— EXERCISE INSTRUCTIONS —
Are you able to retype all the records below exactly?

>> BEGIN DATA SHOWN

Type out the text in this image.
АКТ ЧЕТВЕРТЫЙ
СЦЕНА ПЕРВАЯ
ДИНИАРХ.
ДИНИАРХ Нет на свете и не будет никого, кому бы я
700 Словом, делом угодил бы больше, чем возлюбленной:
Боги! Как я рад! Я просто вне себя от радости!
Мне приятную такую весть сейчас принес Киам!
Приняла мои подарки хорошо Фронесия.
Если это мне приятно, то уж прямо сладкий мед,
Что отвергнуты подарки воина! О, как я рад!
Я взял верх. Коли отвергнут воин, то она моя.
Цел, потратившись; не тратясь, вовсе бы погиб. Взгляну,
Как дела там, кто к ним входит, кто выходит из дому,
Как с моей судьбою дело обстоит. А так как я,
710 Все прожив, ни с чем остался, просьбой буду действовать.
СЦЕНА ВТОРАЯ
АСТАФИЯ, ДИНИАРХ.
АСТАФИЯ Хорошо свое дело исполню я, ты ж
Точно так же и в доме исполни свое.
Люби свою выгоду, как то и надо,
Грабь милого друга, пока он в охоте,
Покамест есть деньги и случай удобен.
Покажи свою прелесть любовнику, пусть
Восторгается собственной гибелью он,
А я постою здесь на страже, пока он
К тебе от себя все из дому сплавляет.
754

>> END DATA SHOWN

— SOLUTION TO THIS TASK —
Type out the text in this image.
АКТ ЧЕТВЕРТЫЙ
СЦЕНА ПЕРВАЯ
ДИНИАРХ.
ДИНИАРХ Нет на свете и не будет никого, кому бы я
700 Словом, делом угодил бы больше, чем возлюбленной:
Боги! Как я рад! Я просто вне себя от радости!
Мне приятную такую весть сейчас принес Киам!
Приняла мои подарки хорошо Фронесия.
Если это мне приятно, то уж прямо сладкий мед,
Что отвергнуты подарки воина! О, как я рад!
Я взял верх. Коли отвергнут воин, то она моя.
Цел, потратившись; не тратясь, вовсе бы погиб. Взгляну,
Как дела там, кто к ним входит, кто выходит из дому,
Как с моей судьбою дело обстоит. А так как я,
710 Все прожив, ни с чем остался, просьбой буду действовать.
СЦЕНА ВТОРАЯ
АСТАФИЯ, ДИНИАРХ.
АСТАФИЯ Хорошо свое дело исполню я, ты ж
Точно так же и в доме исполни свое.
Люби свою выгоду, как то и надо,
Грабь милого друга, пока он в охоте,
Покамест есть деньги и случай удобен.
Покажи свою прелесть любовнику, пусть
Восторгается собственной гибелью он,
А я постою здесь на страже, пока он
К тебе от себя все из дому сплавляет.
754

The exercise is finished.